+++ DATA SHOWN
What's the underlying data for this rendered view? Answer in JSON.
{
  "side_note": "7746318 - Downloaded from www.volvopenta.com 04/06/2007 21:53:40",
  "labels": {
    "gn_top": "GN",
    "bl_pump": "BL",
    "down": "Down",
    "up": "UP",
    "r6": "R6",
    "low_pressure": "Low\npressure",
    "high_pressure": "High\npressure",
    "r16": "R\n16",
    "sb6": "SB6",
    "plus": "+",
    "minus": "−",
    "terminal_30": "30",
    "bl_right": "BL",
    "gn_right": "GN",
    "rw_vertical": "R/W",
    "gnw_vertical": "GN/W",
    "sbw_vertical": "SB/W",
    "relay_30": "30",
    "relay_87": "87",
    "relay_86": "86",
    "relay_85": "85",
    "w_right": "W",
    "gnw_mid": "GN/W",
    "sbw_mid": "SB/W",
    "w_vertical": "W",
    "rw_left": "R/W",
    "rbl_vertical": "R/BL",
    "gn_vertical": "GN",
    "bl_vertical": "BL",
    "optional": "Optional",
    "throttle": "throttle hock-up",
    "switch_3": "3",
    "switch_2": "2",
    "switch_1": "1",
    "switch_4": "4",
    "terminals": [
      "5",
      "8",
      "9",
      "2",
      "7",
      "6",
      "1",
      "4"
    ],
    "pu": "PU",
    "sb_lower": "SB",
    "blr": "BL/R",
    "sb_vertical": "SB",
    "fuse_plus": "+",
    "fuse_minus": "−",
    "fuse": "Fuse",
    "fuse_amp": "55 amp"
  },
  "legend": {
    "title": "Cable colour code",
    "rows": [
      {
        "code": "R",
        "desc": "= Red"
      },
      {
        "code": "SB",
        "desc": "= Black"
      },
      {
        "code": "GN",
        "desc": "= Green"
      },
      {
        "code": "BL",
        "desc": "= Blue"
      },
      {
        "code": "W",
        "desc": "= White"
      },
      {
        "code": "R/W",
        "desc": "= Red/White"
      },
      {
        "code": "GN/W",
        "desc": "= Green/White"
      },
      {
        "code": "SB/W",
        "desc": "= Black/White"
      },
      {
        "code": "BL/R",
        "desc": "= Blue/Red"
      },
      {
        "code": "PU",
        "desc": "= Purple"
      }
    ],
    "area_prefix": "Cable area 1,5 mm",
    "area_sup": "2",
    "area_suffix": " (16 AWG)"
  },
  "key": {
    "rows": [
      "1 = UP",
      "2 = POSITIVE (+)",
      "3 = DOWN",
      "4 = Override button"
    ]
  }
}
++++++
> **WHAT IS EXPECTED**
Without leaving anything out, quote all the data.

> **ANSWER BELOW**
What's the underlying data for this rendered view? Answer in JSON.
{
  "side_note": "7746318 - Downloaded from www.volvopenta.com 04/06/2007 21:53:40",
  "labels": {
    "gn_top": "GN",
    "bl_pump": "BL",
    "down": "Down",
    "up": "UP",
    "r6": "R6",
    "low_pressure": "Low\npressure",
    "high_pressure": "High\npressure",
    "r16": "R\n16",
    "sb6": "SB6",
    "plus": "+",
    "minus": "−",
    "terminal_30": "30",
    "bl_right": "BL",
    "gn_right": "GN",
    "rw_vertical": "R/W",
    "gnw_vertical": "GN/W",
    "sbw_vertical": "SB/W",
    "relay_30": "30",
    "relay_87": "87",
    "relay_86": "86",
    "relay_85": "85",
    "w_right": "W",
    "gnw_mid": "GN/W",
    "sbw_mid": "SB/W",
    "w_vertical": "W",
    "rw_left": "R/W",
    "rbl_vertical": "R/BL",
    "gn_vertical": "GN",
    "bl_vertical": "BL",
    "optional": "Optional",
    "throttle": "throttle hock-up",
    "switch_3": "3",
    "switch_2": "2",
    "switch_1": "1",
    "switch_4": "4",
    "terminals": [
      "5",
      "8",
      "9",
      "2",
      "7",
      "6",
      "1",
      "4"
    ],
    "pu": "PU",
    "sb_lower": "SB",
    "blr": "BL/R",
    "sb_vertical": "SB",
    "fuse_plus": "+",
    "fuse_minus": "−",
    "fuse": "Fuse",
    "fuse_amp": "55 amp"
  },
  "legend": {
    "title": "Cable colour code",
    "rows": [
      {
        "code": "R",
        "desc": "= Red"
      },
      {
        "code": "SB",
        "desc": "= Black"
      },
      {
        "code": "GN",
        "desc": "= Green"
      },
      {
        "code": "BL",
        "desc": "= Blue"
      },
      {
        "code": "W",
        "desc": "= White"
      },
      {
        "code": "R/W",
        "desc": "= Red/White"
      },
      {
        "code": "GN/W",
        "desc": "= Green/White"
      },
      {
        "code": "SB/W",
        "desc": "= Black/White"
      },
      {
        "code": "BL/R",
        "desc": "= Blue/Red"
      },
      {
        "code": "PU",
        "desc": "= Purple"
      }
    ],
    "area_prefix": "Cable area 1,5 mm",
    "area_sup": "2",
    "area_suffix": " (16 AWG)"
  },
  "key": {
    "rows": [
      "1 = UP",
      "2 = POSITIVE (+)",
      "3 = DOWN",
      "4 = Override button"
    ]
  }
}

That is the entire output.